## What to do
Pull out all lines from the listing below in which the word "食品饮料" appears.

## Input data

** start **

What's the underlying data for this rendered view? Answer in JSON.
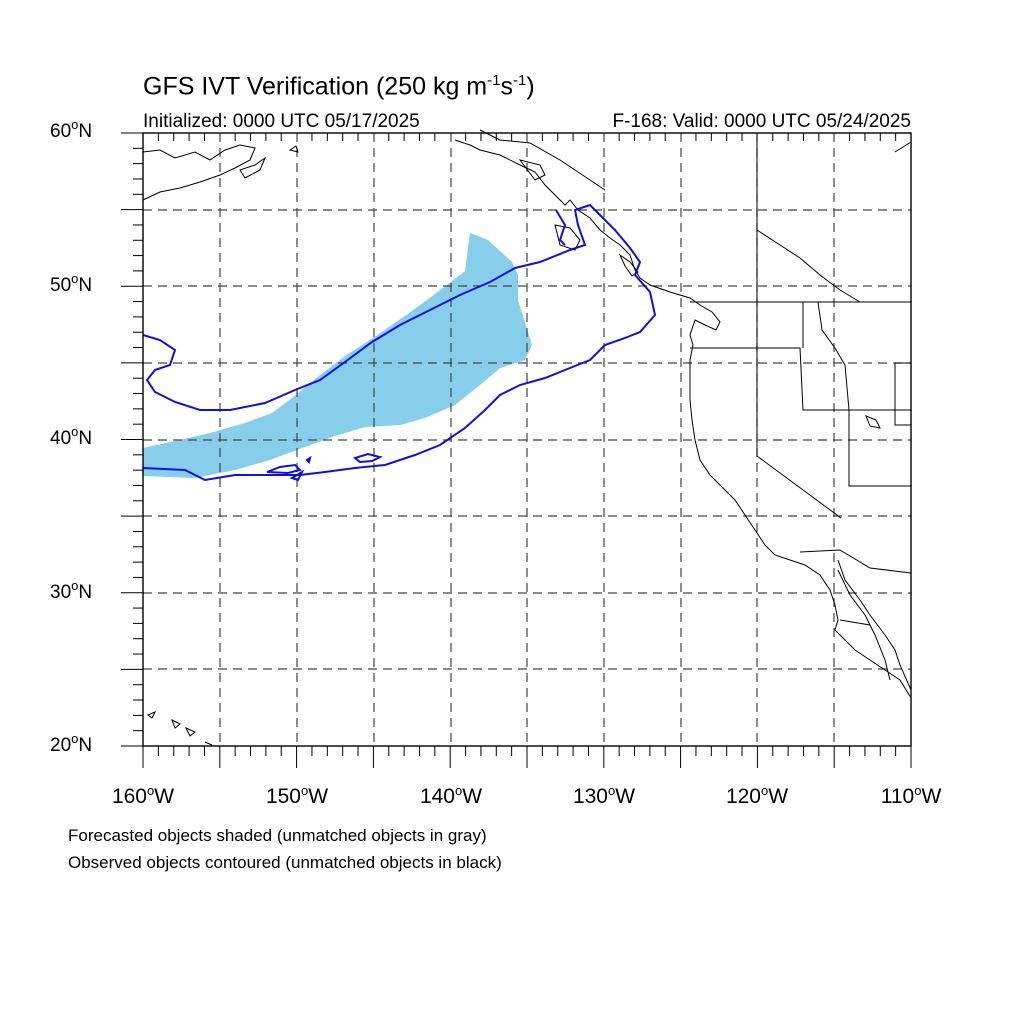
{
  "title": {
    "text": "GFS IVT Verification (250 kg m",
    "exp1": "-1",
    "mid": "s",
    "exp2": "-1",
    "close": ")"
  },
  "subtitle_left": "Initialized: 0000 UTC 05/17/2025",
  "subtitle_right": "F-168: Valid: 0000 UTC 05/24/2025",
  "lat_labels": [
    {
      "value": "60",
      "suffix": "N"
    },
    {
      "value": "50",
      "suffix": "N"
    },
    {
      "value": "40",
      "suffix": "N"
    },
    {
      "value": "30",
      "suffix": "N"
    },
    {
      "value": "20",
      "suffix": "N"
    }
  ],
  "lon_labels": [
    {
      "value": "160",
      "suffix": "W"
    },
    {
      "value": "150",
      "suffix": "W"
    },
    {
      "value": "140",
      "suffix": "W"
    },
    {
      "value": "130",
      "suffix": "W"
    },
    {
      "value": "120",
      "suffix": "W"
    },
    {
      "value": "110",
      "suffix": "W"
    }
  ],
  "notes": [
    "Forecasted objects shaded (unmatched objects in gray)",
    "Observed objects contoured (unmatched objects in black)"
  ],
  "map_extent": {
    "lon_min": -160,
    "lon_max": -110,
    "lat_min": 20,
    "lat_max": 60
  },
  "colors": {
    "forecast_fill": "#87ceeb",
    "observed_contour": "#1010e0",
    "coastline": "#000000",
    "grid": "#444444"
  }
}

** end **
** start **

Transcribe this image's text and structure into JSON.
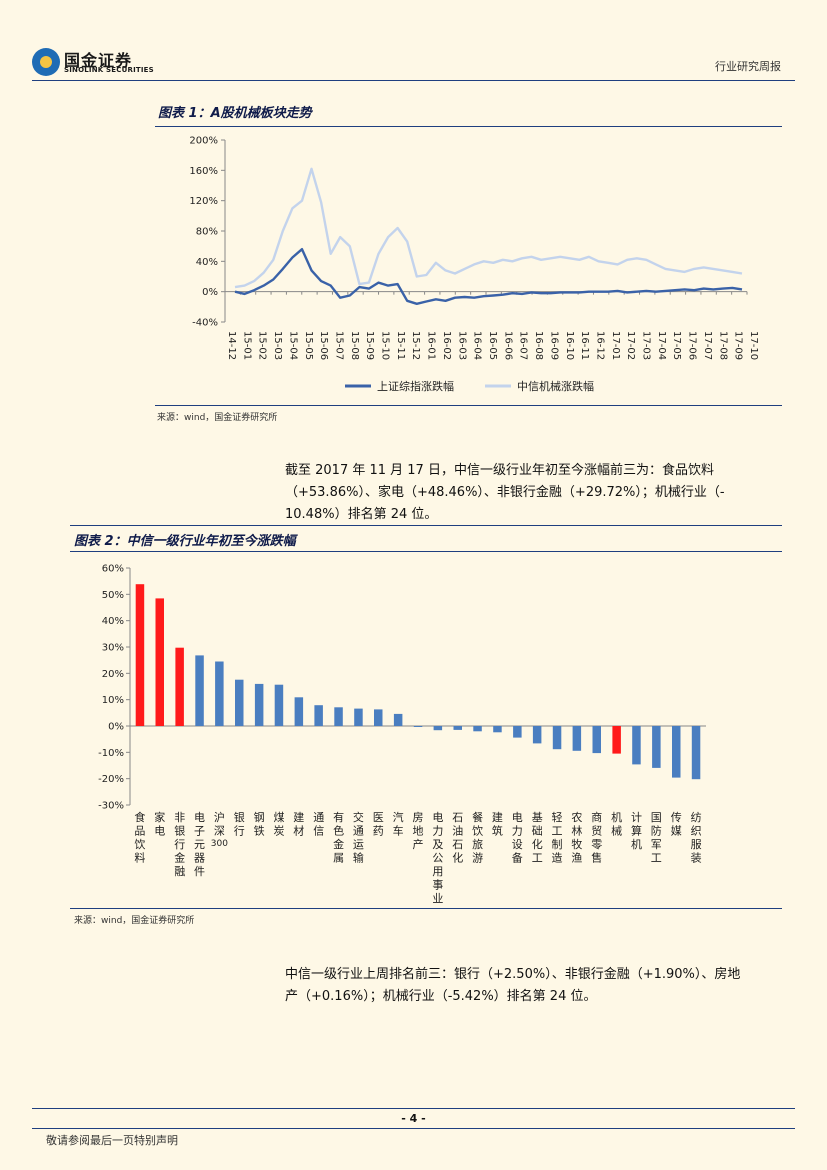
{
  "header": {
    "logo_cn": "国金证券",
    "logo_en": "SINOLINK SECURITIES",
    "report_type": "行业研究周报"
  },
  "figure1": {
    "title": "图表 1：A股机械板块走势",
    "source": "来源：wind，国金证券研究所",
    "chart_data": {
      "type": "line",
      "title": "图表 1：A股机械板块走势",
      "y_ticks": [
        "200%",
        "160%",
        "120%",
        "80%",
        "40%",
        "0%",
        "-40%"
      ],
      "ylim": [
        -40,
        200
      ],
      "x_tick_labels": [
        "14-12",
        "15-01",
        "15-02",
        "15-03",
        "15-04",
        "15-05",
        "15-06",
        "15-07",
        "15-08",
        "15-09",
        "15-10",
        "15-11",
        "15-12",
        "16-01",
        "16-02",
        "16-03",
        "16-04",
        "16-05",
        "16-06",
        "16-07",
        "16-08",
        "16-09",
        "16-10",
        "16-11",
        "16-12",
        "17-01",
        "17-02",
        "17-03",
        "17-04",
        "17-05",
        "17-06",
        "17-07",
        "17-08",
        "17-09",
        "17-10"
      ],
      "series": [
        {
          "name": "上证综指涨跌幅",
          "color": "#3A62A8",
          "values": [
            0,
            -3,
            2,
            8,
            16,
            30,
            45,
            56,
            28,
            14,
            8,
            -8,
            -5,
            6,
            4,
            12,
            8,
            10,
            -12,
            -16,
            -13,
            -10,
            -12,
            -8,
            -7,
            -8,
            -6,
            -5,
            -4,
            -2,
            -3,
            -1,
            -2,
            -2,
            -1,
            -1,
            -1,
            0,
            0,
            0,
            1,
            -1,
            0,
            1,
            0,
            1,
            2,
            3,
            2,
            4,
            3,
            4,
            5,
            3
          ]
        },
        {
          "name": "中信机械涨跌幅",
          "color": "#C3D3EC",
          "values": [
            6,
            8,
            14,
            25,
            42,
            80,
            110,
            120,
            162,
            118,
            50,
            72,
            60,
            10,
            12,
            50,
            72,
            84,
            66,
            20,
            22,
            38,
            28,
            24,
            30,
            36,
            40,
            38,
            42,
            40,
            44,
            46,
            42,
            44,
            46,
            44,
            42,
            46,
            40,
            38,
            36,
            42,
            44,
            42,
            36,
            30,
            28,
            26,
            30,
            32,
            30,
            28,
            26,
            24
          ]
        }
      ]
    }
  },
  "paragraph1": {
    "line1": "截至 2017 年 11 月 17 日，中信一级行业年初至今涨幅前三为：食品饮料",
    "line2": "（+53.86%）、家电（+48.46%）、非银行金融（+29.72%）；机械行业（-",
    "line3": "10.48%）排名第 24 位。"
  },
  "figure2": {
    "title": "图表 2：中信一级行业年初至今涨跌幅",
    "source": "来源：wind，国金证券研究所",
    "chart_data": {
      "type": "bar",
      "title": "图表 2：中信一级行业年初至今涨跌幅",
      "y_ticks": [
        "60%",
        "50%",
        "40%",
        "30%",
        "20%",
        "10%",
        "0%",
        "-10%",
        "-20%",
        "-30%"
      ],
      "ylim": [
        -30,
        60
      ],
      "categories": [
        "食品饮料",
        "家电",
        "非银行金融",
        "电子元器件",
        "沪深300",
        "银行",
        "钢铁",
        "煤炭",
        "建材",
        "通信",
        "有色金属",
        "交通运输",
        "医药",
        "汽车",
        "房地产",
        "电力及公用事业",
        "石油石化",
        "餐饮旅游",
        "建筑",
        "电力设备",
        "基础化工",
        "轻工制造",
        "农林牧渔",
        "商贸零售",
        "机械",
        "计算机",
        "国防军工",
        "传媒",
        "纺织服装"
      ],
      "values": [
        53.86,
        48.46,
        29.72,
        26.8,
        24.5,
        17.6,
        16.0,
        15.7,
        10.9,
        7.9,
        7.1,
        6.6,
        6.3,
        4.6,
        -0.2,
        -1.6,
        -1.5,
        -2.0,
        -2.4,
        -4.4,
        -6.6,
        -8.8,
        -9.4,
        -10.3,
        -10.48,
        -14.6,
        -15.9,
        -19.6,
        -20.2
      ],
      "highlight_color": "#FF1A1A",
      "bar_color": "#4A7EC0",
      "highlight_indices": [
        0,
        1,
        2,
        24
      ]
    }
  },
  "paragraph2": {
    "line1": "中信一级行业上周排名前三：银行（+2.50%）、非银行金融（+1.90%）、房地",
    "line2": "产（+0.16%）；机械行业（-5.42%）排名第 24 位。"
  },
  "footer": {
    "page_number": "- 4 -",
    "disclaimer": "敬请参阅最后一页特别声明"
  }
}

** end **

## Result
    "line1": "截至 2017 年 11 月 17 日，中信一级行业年初至今涨幅前三为：食品饮料",
        "食品饮料",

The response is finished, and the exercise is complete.